**Given text**
□ □ □ □ □ □ □

Conversion is Key for this Open House Expert

February 17 2016

nicolenicolay web 300x285When one-third of your annual sales in a single year stem from open houses, you pay attention. Something is working.

For strategic-minded REALTORS®, open houses are an opportunity to convert market watchers, tire kickers, and fence sitters into clients. What sets apart a “showing” from a “client conversion and closing opportunity” can be attributed to a REALTOR’s style and RPR. That's according to this San Francisco based agent who was recently named Rookie of the Year by the Bayeast Association of REALTORS®.

“I have a clearly defined strategy for planning and carrying out an open house,” said Nicole Nicolay, a REALTOR® with the Engel Group at J. Rockcliff Realtors, Pleasanton, California. “It’s a game plan that has consistently resulted in above-average performance.”

Nicole, who has more than a decade’s worth of real estate marketing and technology expertise under her belt, said the data and reports found within RPR fulfill three vital components of her open house strategy:

  1. Using insightful, engaging icebreakers
  2. Providing credible, relevant information
  3. Ensuring a timely and consistent follow-up method

A Meeting of the Minds

mini prop graphic 450x357Nicole greets her open house guests with an enthusiastic welcome. “I’m super passionate about greeting people as they enter and then touring them through the home. I make it a practice never to sit down. I want to be ready … meeting people at the door.”

Then come the icebreakers—what Nicole attributes to her success at converting visitors to clients. “If I engage them, I can make an impression, one that attests to my passion and knowledge.” So she intuitively asks the right questions, without being intrusive.

“I’m never shy about engaging people to find out where they’re coming from. I strive to establish a connection from the start,” said Nicole. “For example, I’ll ask if they are from the area and, if not, I know what direction to take.” At that point, Nicole will offer her potential client information on area schools and the neighborhood, all drawn from the RPR platform.

As the conversation continues, Nicole will flush out whether or not her open house guest is considering both buying and selling. If so, she promptly offers to send them an RPR Mini Property Report on their current residence, complete with a comp analysis. “It gives me something extra to touch base with them. And because they asked for it, they don’t feel like I’m pouncing on them. It’s an even exchange. We’ve built a relationship.”

□ □ □ □ □ □ □

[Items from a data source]
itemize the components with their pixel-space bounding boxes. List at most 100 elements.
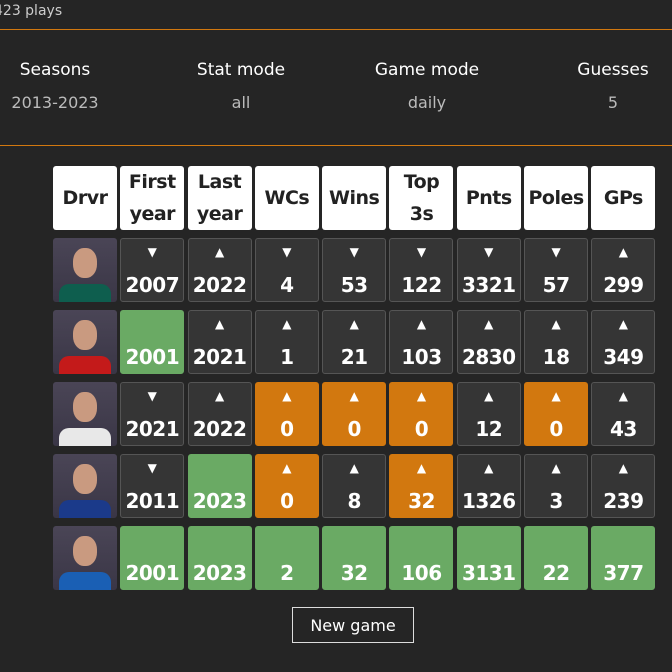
driver-face: [73, 536, 97, 566]
info-stat-mode: Stat mode all: [171, 60, 311, 112]
arrow-up-icon: ▲: [282, 389, 292, 403]
stat-value: 377: [603, 561, 644, 585]
stat-cell: 22: [524, 526, 589, 590]
stat-value: 2023: [192, 561, 247, 585]
arrow-up-icon: ▲: [484, 317, 494, 331]
driver-suit: [59, 572, 111, 590]
driver-photo: [53, 382, 117, 446]
stat-value: 2001: [125, 561, 180, 585]
stat-value: 2021: [192, 345, 247, 369]
arrow-up-icon: ▲: [349, 389, 359, 403]
stat-cell: ▼ 2007: [120, 238, 185, 302]
column-header: GPs: [591, 166, 656, 230]
arrow-up-icon: ▲: [214, 317, 225, 331]
stat-cell: 2023: [187, 454, 252, 518]
stat-value: 22: [542, 561, 570, 585]
arrow-up-icon: ▲: [282, 317, 292, 331]
stat-value: 18: [542, 345, 570, 369]
stat-cell: ▲ 103: [389, 310, 454, 374]
info-guesses: Guesses 5: [543, 60, 672, 112]
arrow-down-icon: ▼: [416, 245, 427, 259]
info-label: Seasons: [19, 60, 91, 80]
arrow-up-icon: ▲: [282, 461, 292, 475]
divider: [0, 145, 672, 146]
stat-cell: ▲ 2021: [187, 310, 252, 374]
stat-cell: ▲ 0: [322, 382, 387, 446]
arrow-down-icon: ▼: [147, 245, 157, 259]
stat-cell: ▲ 3: [524, 454, 589, 518]
arrow-up-icon: ▲: [349, 317, 359, 331]
stat-value: 3321: [461, 273, 516, 297]
arrow-up-icon: ▲: [416, 461, 427, 475]
stat-cell: 2: [254, 526, 319, 590]
driver-face: [73, 392, 97, 422]
stat-value: 0: [280, 489, 294, 513]
arrow-up-icon: ▲: [551, 461, 561, 475]
new-game-button[interactable]: New game: [292, 607, 414, 643]
arrow-up-icon: ▲: [551, 389, 561, 403]
stat-value: 53: [340, 273, 368, 297]
stat-cell: ▲ 32: [389, 454, 454, 518]
stat-value: 3131: [461, 561, 516, 585]
stat-cell: ▼ 2011: [120, 454, 185, 518]
stat-cell: 106: [389, 526, 454, 590]
stat-cell: ▼ 57: [524, 238, 589, 302]
column-header: Poles: [524, 166, 589, 230]
stat-value: 32: [340, 561, 368, 585]
driver-suit: [59, 428, 111, 446]
stat-value: 239: [603, 489, 644, 513]
plays-count: 423 plays: [0, 3, 63, 19]
arrow-up-icon: ▲: [416, 389, 427, 403]
arrow-up-icon: ▲: [618, 317, 628, 331]
stat-cell: ▲ 12: [456, 382, 521, 446]
stat-cell: ▲ 18: [524, 310, 589, 374]
stat-value: 32: [408, 489, 435, 513]
arrow-up-icon: ▲: [484, 389, 494, 403]
info-label: Guesses: [577, 60, 649, 80]
arrow-down-icon: ▼: [551, 245, 561, 259]
stat-value: 0: [280, 417, 294, 441]
stat-value: 2023: [192, 489, 247, 513]
stat-cell: 2001: [120, 526, 185, 590]
arrow-up-icon: ▲: [214, 245, 225, 259]
column-header: Last year: [187, 166, 252, 230]
stat-cell: ▲ 21: [322, 310, 387, 374]
stat-value: 0: [347, 417, 361, 441]
stat-value: 12: [475, 417, 503, 441]
stat-value: 2011: [125, 489, 180, 513]
driver-suit: [59, 356, 111, 374]
driver-photo: [53, 238, 117, 302]
stat-cell: ▲ 2022: [187, 238, 252, 302]
stat-value: 2: [280, 561, 294, 585]
info-seasons: Seasons 2013-2023: [0, 60, 125, 112]
info-game-mode: Game mode daily: [357, 60, 497, 112]
arrow-up-icon: ▲: [349, 461, 359, 475]
stat-value: 2830: [461, 345, 516, 369]
column-header: Wins: [322, 166, 387, 230]
info-value: all: [231, 93, 251, 112]
stat-cell: ▲ 1: [254, 310, 319, 374]
column-header: First year: [120, 166, 185, 230]
stat-value: 2001: [125, 345, 180, 369]
stat-value: 2022: [192, 273, 247, 297]
stat-cell: 2023: [187, 526, 252, 590]
stat-value: 1: [280, 345, 294, 369]
arrow-up-icon: ▲: [551, 317, 561, 331]
info-label: Stat mode: [196, 60, 286, 80]
driver-suit: [59, 284, 111, 302]
stat-value: 349: [603, 345, 644, 369]
arrow-up-icon: ▲: [618, 461, 628, 475]
stat-value: 2007: [125, 273, 180, 297]
stat-value: 21: [340, 345, 368, 369]
stat-cell: ▲ 2830: [456, 310, 521, 374]
stat-value: 299: [603, 273, 644, 297]
stat-cell: 32: [322, 526, 387, 590]
stat-cell: ▼ 3321: [456, 238, 521, 302]
stat-value: 2021: [125, 417, 180, 441]
stat-cell: 2001: [120, 310, 185, 374]
driver-photo: [53, 454, 117, 518]
stat-cell: ▼ 122: [389, 238, 454, 302]
stat-value: 2022: [192, 417, 247, 441]
stat-value: 3: [549, 489, 563, 513]
guess-grid: Drvr First year Last year WCs Wins Top 3s Pnts…: [53, 166, 656, 590]
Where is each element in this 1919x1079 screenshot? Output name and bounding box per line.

□ □ □ □ □ □ □

**Set problem**
From the open house article, reproduce the stretch from "nicolenicolay web 300x285When" through "Association of REALTORS®." word for word.

**Task output**
nicolenicolay web 300x285When one-third of your annual sales in a single year stem from open houses, you pay attention. Something is working.

For strategic-minded REALTORS®, open houses are an opportunity to convert market watchers, tire kickers, and fence sitters into clients. What sets apart a “showing” from a “client conversion and closing opportunity” can be attributed to a REALTOR’s style and RPR. That's according to this San Francisco based agent who was recently named Rookie of the Year by the Bayeast Association of REALTORS®.